| WHAT YOU NEED TO DO |
Find every line with the word "ahead" and give their count, nothing else.

:: DATA EXTRACT

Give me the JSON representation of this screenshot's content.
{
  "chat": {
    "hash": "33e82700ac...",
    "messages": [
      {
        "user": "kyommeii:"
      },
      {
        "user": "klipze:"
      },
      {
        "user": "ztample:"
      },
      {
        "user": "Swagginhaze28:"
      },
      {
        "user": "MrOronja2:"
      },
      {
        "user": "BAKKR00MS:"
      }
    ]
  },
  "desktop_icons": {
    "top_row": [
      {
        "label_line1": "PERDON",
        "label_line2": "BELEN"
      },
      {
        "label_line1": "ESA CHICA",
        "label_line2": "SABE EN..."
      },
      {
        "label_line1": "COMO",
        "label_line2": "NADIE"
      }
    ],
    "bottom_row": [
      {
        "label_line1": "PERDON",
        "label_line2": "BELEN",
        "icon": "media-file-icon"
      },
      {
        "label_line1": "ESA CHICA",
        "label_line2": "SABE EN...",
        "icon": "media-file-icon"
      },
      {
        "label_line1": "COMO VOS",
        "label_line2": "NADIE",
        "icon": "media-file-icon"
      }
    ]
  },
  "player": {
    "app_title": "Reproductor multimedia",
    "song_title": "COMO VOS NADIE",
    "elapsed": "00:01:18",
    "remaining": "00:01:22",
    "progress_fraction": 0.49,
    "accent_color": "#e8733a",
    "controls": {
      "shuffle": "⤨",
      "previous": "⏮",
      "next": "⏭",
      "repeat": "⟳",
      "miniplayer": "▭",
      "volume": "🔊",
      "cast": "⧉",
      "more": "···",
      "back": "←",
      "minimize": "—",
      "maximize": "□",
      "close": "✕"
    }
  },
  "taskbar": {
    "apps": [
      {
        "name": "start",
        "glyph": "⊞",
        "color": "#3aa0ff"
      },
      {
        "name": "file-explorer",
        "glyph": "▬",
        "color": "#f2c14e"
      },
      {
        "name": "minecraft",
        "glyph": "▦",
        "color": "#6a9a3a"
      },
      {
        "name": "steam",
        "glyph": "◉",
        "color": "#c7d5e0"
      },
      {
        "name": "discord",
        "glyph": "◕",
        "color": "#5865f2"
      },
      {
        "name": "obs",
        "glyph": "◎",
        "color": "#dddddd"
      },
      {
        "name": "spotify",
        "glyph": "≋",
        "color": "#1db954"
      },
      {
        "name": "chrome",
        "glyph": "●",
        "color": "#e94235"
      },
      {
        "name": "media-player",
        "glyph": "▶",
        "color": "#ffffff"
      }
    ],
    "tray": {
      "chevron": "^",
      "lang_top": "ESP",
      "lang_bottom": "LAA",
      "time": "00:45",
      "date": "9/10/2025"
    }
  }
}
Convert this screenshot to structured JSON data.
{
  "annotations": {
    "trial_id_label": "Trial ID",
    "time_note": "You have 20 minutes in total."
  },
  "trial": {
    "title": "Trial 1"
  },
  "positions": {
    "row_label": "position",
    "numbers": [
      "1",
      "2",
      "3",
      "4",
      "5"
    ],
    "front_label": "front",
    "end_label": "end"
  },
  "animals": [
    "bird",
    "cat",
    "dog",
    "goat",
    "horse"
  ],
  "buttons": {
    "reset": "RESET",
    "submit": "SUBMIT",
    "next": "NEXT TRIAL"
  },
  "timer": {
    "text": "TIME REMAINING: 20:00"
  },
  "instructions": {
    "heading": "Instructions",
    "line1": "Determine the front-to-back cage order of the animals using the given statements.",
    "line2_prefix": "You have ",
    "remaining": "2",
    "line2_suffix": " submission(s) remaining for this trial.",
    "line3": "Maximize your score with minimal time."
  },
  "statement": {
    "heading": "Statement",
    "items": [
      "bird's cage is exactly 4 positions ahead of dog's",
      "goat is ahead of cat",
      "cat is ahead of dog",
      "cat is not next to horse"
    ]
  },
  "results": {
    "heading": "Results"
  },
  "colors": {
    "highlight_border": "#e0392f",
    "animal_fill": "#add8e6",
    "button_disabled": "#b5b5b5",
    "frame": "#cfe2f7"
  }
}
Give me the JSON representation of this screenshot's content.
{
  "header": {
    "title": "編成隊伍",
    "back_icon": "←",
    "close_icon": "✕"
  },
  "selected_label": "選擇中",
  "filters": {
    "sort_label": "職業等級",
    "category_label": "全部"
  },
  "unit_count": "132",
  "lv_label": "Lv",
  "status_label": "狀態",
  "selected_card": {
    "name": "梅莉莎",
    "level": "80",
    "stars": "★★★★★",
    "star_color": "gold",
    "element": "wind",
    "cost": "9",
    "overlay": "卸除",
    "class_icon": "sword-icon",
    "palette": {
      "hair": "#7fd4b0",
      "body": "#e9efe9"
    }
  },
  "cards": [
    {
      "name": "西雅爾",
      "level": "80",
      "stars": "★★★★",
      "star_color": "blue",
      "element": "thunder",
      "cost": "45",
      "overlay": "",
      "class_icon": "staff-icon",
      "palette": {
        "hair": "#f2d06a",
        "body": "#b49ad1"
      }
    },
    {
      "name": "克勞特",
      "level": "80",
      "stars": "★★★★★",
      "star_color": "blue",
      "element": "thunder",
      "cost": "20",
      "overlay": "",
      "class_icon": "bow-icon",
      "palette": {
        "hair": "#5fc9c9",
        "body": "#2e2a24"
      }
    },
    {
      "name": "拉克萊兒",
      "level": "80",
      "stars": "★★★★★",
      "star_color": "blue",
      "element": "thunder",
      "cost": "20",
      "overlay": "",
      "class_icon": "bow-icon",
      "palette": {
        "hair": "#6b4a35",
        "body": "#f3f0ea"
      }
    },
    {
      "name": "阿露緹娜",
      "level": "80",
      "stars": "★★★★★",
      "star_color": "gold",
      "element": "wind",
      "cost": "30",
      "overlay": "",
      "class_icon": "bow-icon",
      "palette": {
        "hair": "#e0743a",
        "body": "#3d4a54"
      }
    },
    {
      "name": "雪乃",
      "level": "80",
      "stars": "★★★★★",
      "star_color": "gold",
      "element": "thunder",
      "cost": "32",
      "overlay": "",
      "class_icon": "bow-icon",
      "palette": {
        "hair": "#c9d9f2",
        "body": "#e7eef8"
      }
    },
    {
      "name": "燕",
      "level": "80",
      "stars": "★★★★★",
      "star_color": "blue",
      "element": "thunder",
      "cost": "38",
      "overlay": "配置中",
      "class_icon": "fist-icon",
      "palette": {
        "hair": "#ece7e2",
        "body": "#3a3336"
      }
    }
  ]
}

::::

| FINAL ANSWER |
3